(Stored entries)
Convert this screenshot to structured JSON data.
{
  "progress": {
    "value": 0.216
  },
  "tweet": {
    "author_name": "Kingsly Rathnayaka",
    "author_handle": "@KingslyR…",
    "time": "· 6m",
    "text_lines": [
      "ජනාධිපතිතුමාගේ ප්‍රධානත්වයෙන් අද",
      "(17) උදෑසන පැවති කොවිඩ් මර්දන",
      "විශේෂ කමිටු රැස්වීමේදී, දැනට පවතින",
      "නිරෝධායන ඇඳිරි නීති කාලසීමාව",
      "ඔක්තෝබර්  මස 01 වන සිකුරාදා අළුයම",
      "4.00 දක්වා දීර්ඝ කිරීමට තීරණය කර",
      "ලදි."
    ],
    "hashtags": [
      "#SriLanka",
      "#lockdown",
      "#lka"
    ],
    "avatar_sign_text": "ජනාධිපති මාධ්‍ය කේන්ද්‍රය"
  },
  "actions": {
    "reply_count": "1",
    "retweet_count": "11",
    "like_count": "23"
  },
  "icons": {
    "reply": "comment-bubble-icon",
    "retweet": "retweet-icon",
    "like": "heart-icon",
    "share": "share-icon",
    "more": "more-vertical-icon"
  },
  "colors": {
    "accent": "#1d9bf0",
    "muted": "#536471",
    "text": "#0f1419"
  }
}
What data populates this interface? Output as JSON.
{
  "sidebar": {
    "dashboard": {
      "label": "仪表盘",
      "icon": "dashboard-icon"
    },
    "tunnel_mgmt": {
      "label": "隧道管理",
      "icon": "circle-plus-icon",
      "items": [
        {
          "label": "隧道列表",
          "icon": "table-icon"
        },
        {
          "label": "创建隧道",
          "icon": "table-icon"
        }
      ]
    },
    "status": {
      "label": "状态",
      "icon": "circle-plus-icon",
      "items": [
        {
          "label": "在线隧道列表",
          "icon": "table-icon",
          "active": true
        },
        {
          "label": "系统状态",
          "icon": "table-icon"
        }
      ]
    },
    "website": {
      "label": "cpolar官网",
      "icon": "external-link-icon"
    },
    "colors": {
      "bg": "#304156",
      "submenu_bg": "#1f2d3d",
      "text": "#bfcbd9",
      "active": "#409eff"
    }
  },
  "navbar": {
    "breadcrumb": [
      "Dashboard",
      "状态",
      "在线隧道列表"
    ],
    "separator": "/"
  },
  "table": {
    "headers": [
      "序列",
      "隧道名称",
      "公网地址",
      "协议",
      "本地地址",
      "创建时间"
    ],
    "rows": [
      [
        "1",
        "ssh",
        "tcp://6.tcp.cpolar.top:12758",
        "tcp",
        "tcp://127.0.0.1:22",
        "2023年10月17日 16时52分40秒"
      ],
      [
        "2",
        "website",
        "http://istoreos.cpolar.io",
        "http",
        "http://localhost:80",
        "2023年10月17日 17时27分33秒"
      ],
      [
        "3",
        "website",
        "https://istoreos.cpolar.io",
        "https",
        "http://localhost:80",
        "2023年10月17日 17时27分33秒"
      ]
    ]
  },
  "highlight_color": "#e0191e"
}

● **The problem**: Retype all of the data shown above, word for word.

● **Output below**:
Convert this screenshot to structured JSON data.
{
  "progress": {
    "value": 0.216
  },
  "tweet": {
    "author_name": "Kingsly Rathnayaka",
    "author_handle": "@KingslyR…",
    "time": "· 6m",
    "text_lines": [
      "ජනාධිපතිතුමාගේ ප්‍රධානත්වයෙන් අද",
      "(17) උදෑසන පැවති කොවිඩ් මර්දන",
      "විශේෂ කමිටු රැස්වීමේදී, දැනට පවතින",
      "නිරෝධායන ඇඳිරි නීති කාලසීමාව",
      "ඔක්තෝබර්  මස 01 වන සිකුරාදා අළුයම",
      "4.00 දක්වා දීර්ඝ කිරීමට තීරණය කර",
      "ලදි."
    ],
    "hashtags": [
      "#SriLanka",
      "#lockdown",
      "#lka"
    ],
    "avatar_sign_text": "ජනාධිපති මාධ්‍ය කේන්ද්‍රය"
  },
  "actions": {
    "reply_count": "1",
    "retweet_count": "11",
    "like_count": "23"
  },
  "icons": {
    "reply": "comment-bubble-icon",
    "retweet": "retweet-icon",
    "like": "heart-icon",
    "share": "share-icon",
    "more": "more-vertical-icon"
  },
  "colors": {
    "accent": "#1d9bf0",
    "muted": "#536471",
    "text": "#0f1419"
  }
}
What data populates this interface? Output as JSON.
{
  "sidebar": {
    "dashboard": {
      "label": "仪表盘",
      "icon": "dashboard-icon"
    },
    "tunnel_mgmt": {
      "label": "隧道管理",
      "icon": "circle-plus-icon",
      "items": [
        {
          "label": "隧道列表",
          "icon": "table-icon"
        },
        {
          "label": "创建隧道",
          "icon": "table-icon"
        }
      ]
    },
    "status": {
      "label": "状态",
      "icon": "circle-plus-icon",
      "items": [
        {
          "label": "在线隧道列表",
          "icon": "table-icon",
          "active": true
        },
        {
          "label": "系统状态",
          "icon": "table-icon"
        }
      ]
    },
    "website": {
      "label": "cpolar官网",
      "icon": "external-link-icon"
    },
    "colors": {
      "bg": "#304156",
      "submenu_bg": "#1f2d3d",
      "text": "#bfcbd9",
      "active": "#409eff"
    }
  },
  "navbar": {
    "breadcrumb": [
      "Dashboard",
      "状态",
      "在线隧道列表"
    ],
    "separator": "/"
  },
  "table": {
    "headers": [
      "序列",
      "隧道名称",
      "公网地址",
      "协议",
      "本地地址",
      "创建时间"
    ],
    "rows": [
      [
        "1",
        "ssh",
        "tcp://6.tcp.cpolar.top:12758",
        "tcp",
        "tcp://127.0.0.1:22",
        "2023年10月17日 16时52分40秒"
      ],
      [
        "2",
        "website",
        "http://istoreos.cpolar.io",
        "http",
        "http://localhost:80",
        "2023年10月17日 17时27分33秒"
      ],
      [
        "3",
        "website",
        "https://istoreos.cpolar.io",
        "https",
        "http://localhost:80",
        "2023年10月17日 17时27分33秒"
      ]
    ]
  },
  "highlight_color": "#e0191e"
}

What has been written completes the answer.